> **EXERCISE INSTRUCTIONS**
For the material that follows, list every line containing the word "изменений".

> **DATA EXTRACT**

****

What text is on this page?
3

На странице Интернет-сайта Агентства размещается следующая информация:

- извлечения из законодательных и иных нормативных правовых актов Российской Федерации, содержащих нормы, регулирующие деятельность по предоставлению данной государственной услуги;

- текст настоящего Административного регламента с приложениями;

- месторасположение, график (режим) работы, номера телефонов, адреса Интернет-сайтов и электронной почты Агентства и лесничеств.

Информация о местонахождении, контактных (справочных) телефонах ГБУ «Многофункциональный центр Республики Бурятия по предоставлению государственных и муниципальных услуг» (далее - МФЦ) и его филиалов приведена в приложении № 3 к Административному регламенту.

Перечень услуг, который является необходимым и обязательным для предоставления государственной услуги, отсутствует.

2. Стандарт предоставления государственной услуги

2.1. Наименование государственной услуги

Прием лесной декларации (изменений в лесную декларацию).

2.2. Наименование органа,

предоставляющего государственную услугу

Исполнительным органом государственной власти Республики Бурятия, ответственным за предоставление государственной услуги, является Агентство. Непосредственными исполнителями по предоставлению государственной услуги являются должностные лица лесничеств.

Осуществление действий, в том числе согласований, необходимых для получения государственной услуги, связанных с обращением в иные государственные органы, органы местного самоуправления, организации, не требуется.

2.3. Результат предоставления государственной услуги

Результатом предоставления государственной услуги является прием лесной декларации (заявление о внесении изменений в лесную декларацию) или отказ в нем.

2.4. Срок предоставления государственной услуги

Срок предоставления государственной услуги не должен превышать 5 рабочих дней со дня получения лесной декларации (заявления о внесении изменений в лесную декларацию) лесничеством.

****

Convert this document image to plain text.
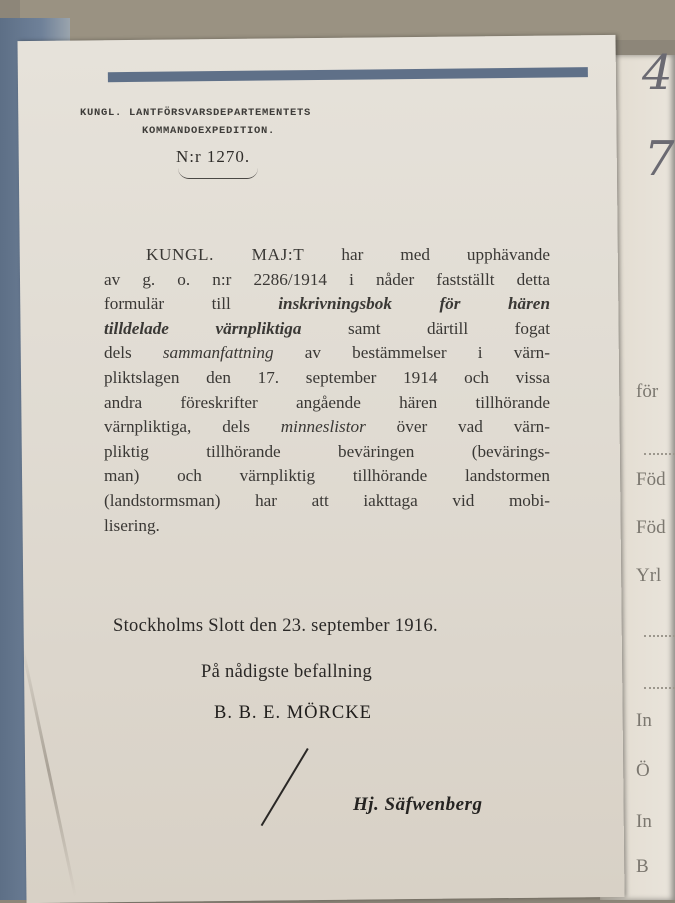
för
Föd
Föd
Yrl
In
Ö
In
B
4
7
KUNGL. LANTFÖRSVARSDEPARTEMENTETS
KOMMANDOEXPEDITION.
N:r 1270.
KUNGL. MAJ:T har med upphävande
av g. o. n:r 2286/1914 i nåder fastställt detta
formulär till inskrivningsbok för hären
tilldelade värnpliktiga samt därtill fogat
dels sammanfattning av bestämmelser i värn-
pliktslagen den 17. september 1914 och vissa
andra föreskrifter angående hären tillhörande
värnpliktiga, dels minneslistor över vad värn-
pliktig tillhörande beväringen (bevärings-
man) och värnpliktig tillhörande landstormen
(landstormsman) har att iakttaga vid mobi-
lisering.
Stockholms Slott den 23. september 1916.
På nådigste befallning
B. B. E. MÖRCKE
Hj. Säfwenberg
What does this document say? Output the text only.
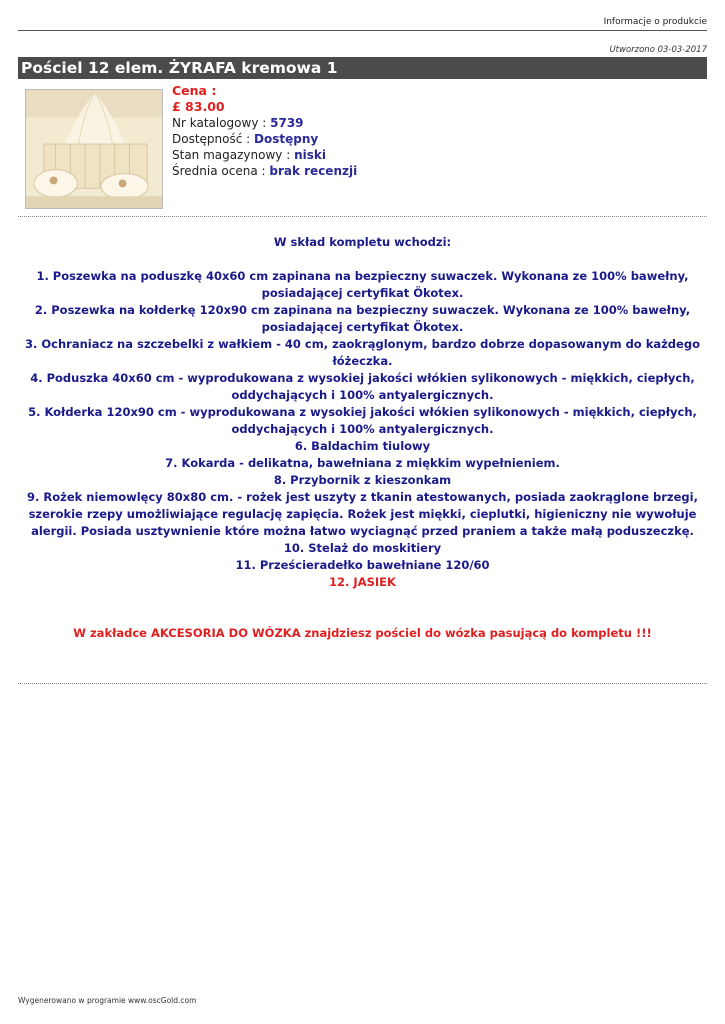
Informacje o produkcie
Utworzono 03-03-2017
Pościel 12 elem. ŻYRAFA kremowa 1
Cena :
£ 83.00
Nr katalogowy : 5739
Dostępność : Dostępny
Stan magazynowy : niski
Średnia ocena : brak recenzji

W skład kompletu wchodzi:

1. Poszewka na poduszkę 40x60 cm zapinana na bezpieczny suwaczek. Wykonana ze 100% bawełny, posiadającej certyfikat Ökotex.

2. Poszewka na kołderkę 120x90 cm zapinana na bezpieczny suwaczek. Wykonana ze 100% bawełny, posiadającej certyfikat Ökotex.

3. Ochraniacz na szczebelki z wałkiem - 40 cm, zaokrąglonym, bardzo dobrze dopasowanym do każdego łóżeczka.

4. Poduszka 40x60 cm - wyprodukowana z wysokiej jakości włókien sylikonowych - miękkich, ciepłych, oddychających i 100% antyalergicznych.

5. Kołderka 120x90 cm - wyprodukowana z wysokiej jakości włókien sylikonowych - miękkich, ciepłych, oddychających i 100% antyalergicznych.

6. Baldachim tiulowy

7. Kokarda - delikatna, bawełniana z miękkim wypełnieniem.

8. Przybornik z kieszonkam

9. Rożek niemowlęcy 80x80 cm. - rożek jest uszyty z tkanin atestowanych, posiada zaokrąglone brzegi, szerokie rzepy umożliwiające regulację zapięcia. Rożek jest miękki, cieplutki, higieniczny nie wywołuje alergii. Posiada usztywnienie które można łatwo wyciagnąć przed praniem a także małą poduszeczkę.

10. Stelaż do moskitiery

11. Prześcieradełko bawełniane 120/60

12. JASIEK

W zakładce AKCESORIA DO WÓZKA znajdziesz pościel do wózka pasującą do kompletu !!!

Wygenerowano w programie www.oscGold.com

****

> **FINISHED ANSWER**
Прием лесной декларации (изменений в лесную декларацию).
Результатом предоставления государственной услуги является прием лесной декларации (заявление о внесении изменений в лесную декларацию) или отказ в нем.
Срок предоставления государственной услуги не должен превышать 5 рабочих дней со дня получения лесной декларации (заявления о внесении изменений в лесную декларацию) лесничеством.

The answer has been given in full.